Data excerpts ->
>>>

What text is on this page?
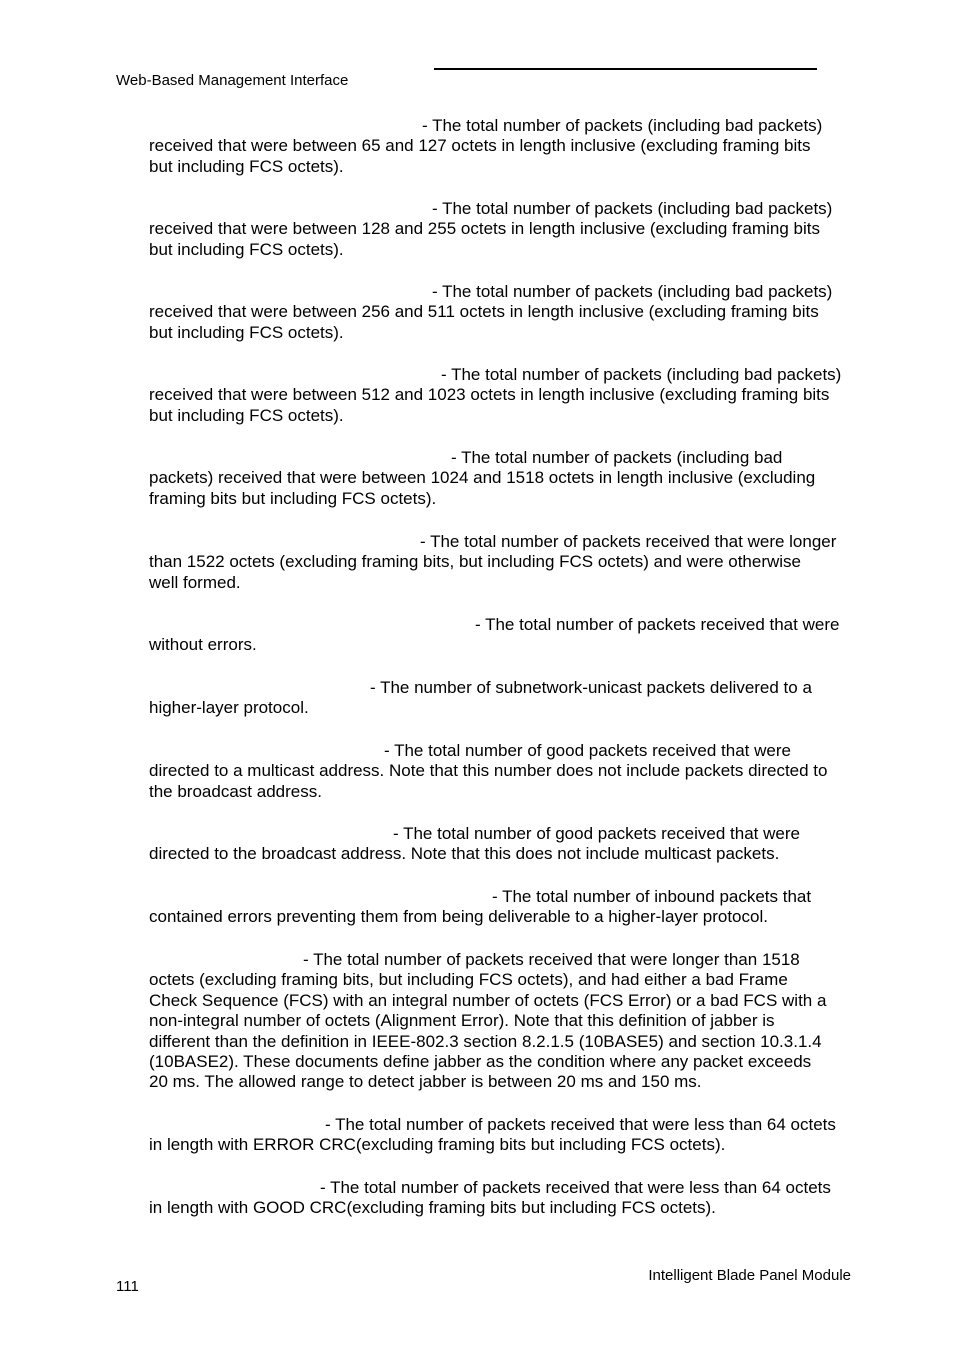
Web-Based Management Interface
- The total number of packets (including bad packets)
received that were between 65 and 127 octets in length inclusive (excluding framing bits
but including FCS octets).
- The total number of packets (including bad packets)
received that were between 128 and 255 octets in length inclusive (excluding framing bits
but including FCS octets).
- The total number of packets (including bad packets)
received that were between 256 and 511 octets in length inclusive (excluding framing bits
but including FCS octets).
- The total number of packets (including bad packets)
received that were between 512 and 1023 octets in length inclusive (excluding framing bits
but including FCS octets).
- The total number of packets (including bad
packets) received that were between 1024 and 1518 octets in length inclusive (excluding
framing bits but including FCS octets).
- The total number of packets received that were longer
than 1522 octets (excluding framing bits, but including FCS octets) and were otherwise
well formed.
- The total number of packets received that were
without errors.
- The number of subnetwork-unicast packets delivered to a
higher-layer protocol.
- The total number of good packets received that were
directed to a multicast address. Note that this number does not include packets directed to
the broadcast address.
- The total number of good packets received that were
directed to the broadcast address. Note that this does not include multicast packets.
- The total number of inbound packets that
contained errors preventing them from being deliverable to a higher-layer protocol.
- The total number of packets received that were longer than 1518
octets (excluding framing bits, but including FCS octets), and had either a bad Frame
Check Sequence (FCS) with an integral number of octets (FCS Error) or a bad FCS with a
non-integral number of octets (Alignment Error). Note that this definition of jabber is
different than the definition in IEEE-802.3 section 8.2.1.5 (10BASE5) and section 10.3.1.4
(10BASE2). These documents define jabber as the condition where any packet exceeds
20 ms. The allowed range to detect jabber is between 20 ms and 150 ms.
- The total number of packets received that were less than 64 octets
in length with ERROR CRC(excluding framing bits but including FCS octets).
- The total number of packets received that were less than 64 octets
in length with GOOD CRC(excluding framing bits but including FCS octets).
111
Intelligent Blade Panel Module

<<<

Written task -> Go back to the records above and write them out exactly, without the pictures.

Result ->
What text is on this page?
Web-Based Management Interface
- The total number of packets (including bad packets)
received that were between 65 and 127 octets in length inclusive (excluding framing bits
but including FCS octets).
- The total number of packets (including bad packets)
received that were between 128 and 255 octets in length inclusive (excluding framing bits
but including FCS octets).
- The total number of packets (including bad packets)
received that were between 256 and 511 octets in length inclusive (excluding framing bits
but including FCS octets).
- The total number of packets (including bad packets)
received that were between 512 and 1023 octets in length inclusive (excluding framing bits
but including FCS octets).
- The total number of packets (including bad
packets) received that were between 1024 and 1518 octets in length inclusive (excluding
framing bits but including FCS octets).
- The total number of packets received that were longer
than 1522 octets (excluding framing bits, but including FCS octets) and were otherwise
well formed.
- The total number of packets received that were
without errors.
- The number of subnetwork-unicast packets delivered to a
higher-layer protocol.
- The total number of good packets received that were
directed to a multicast address. Note that this number does not include packets directed to
the broadcast address.
- The total number of good packets received that were
directed to the broadcast address. Note that this does not include multicast packets.
- The total number of inbound packets that
contained errors preventing them from being deliverable to a higher-layer protocol.
- The total number of packets received that were longer than 1518
octets (excluding framing bits, but including FCS octets), and had either a bad Frame
Check Sequence (FCS) with an integral number of octets (FCS Error) or a bad FCS with a
non-integral number of octets (Alignment Error). Note that this definition of jabber is
different than the definition in IEEE-802.3 section 8.2.1.5 (10BASE5) and section 10.3.1.4
(10BASE2). These documents define jabber as the condition where any packet exceeds
20 ms. The allowed range to detect jabber is between 20 ms and 150 ms.
- The total number of packets received that were less than 64 octets
in length with ERROR CRC(excluding framing bits but including FCS octets).
- The total number of packets received that were less than 64 octets
in length with GOOD CRC(excluding framing bits but including FCS octets).
111
Intelligent Blade Panel Module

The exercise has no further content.